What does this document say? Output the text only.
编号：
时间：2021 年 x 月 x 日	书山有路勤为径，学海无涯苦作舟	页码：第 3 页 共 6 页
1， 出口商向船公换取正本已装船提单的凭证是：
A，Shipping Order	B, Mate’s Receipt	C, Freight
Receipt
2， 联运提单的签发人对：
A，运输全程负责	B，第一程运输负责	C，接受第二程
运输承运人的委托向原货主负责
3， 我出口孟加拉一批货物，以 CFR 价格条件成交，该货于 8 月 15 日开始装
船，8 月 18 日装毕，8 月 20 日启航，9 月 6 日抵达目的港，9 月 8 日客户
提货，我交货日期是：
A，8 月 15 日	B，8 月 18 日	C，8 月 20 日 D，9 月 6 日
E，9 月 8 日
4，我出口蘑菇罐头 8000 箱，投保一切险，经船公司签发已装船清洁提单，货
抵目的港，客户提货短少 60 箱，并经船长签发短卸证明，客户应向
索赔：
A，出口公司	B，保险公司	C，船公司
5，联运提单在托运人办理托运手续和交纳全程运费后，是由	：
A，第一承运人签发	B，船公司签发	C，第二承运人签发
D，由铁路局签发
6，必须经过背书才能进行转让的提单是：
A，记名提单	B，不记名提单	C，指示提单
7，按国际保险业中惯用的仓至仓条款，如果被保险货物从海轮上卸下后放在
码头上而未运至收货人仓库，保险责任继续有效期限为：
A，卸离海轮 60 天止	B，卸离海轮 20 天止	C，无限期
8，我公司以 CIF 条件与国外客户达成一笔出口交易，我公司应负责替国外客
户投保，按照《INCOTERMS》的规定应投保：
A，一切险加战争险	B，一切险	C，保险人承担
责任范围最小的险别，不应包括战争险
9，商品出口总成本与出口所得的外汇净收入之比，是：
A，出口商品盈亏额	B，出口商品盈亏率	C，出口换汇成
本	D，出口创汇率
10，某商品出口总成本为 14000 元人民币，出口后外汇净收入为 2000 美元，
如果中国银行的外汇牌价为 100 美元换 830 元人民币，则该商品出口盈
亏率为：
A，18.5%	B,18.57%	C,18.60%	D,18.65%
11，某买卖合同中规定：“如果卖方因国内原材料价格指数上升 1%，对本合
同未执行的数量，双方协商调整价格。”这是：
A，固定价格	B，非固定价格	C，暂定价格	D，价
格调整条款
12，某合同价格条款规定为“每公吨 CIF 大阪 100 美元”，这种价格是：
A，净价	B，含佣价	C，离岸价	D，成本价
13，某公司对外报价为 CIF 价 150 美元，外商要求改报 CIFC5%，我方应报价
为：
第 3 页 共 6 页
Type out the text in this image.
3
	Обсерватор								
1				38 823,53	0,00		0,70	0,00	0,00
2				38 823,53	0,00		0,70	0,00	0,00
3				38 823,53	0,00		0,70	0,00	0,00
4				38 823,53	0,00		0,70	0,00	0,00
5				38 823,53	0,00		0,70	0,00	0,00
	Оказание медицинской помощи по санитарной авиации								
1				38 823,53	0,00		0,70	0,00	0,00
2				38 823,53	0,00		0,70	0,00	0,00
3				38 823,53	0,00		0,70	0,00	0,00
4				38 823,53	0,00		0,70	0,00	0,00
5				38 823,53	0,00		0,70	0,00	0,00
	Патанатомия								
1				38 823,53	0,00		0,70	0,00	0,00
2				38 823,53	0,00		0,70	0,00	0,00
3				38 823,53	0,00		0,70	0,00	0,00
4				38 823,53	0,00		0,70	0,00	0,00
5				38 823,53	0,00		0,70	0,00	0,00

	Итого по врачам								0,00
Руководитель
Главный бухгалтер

> _Exercise details_:
Output each record exactly, leaving nothing out.

> _Output below_:
What does this document say? Output the text only.
编号：
时间：2021 年 x 月 x 日	书山有路勤为径，学海无涯苦作舟	页码：第 3 页 共 6 页
1， 出口商向船公换取正本已装船提单的凭证是：
A，Shipping Order	B, Mate’s Receipt	C, Freight
Receipt
2， 联运提单的签发人对：
A，运输全程负责	B，第一程运输负责	C，接受第二程
运输承运人的委托向原货主负责
3， 我出口孟加拉一批货物，以 CFR 价格条件成交，该货于 8 月 15 日开始装
船，8 月 18 日装毕，8 月 20 日启航，9 月 6 日抵达目的港，9 月 8 日客户
提货，我交货日期是：
A，8 月 15 日	B，8 月 18 日	C，8 月 20 日 D，9 月 6 日
E，9 月 8 日
4，我出口蘑菇罐头 8000 箱，投保一切险，经船公司签发已装船清洁提单，货
抵目的港，客户提货短少 60 箱，并经船长签发短卸证明，客户应向
索赔：
A，出口公司	B，保险公司	C，船公司
5，联运提单在托运人办理托运手续和交纳全程运费后，是由	：
A，第一承运人签发	B，船公司签发	C，第二承运人签发
D，由铁路局签发
6，必须经过背书才能进行转让的提单是：
A，记名提单	B，不记名提单	C，指示提单
7，按国际保险业中惯用的仓至仓条款，如果被保险货物从海轮上卸下后放在
码头上而未运至收货人仓库，保险责任继续有效期限为：
A，卸离海轮 60 天止	B，卸离海轮 20 天止	C，无限期
8，我公司以 CIF 条件与国外客户达成一笔出口交易，我公司应负责替国外客
户投保，按照《INCOTERMS》的规定应投保：
A，一切险加战争险	B，一切险	C，保险人承担
责任范围最小的险别，不应包括战争险
9，商品出口总成本与出口所得的外汇净收入之比，是：
A，出口商品盈亏额	B，出口商品盈亏率	C，出口换汇成
本	D，出口创汇率
10，某商品出口总成本为 14000 元人民币，出口后外汇净收入为 2000 美元，
如果中国银行的外汇牌价为 100 美元换 830 元人民币，则该商品出口盈
亏率为：
A，18.5%	B,18.57%	C,18.60%	D,18.65%
11，某买卖合同中规定：“如果卖方因国内原材料价格指数上升 1%，对本合
同未执行的数量，双方协商调整价格。”这是：
A，固定价格	B，非固定价格	C，暂定价格	D，价
格调整条款
12，某合同价格条款规定为“每公吨 CIF 大阪 100 美元”，这种价格是：
A，净价	B，含佣价	C，离岸价	D，成本价
13，某公司对外报价为 CIF 价 150 美元，外商要求改报 CIFC5%，我方应报价
为：
第 3 页 共 6 页
Type out the text in this image.
3
	Обсерватор								
1				38 823,53	0,00		0,70	0,00	0,00
2				38 823,53	0,00		0,70	0,00	0,00
3				38 823,53	0,00		0,70	0,00	0,00
4				38 823,53	0,00		0,70	0,00	0,00
5				38 823,53	0,00		0,70	0,00	0,00
	Оказание медицинской помощи по санитарной авиации								
1				38 823,53	0,00		0,70	0,00	0,00
2				38 823,53	0,00		0,70	0,00	0,00
3				38 823,53	0,00		0,70	0,00	0,00
4				38 823,53	0,00		0,70	0,00	0,00
5				38 823,53	0,00		0,70	0,00	0,00
	Патанатомия								
1				38 823,53	0,00		0,70	0,00	0,00
2				38 823,53	0,00		0,70	0,00	0,00
3				38 823,53	0,00		0,70	0,00	0,00
4				38 823,53	0,00		0,70	0,00	0,00
5				38 823,53	0,00		0,70	0,00	0,00

	Итого по врачам								0,00
Руководитель
Главный бухгалтер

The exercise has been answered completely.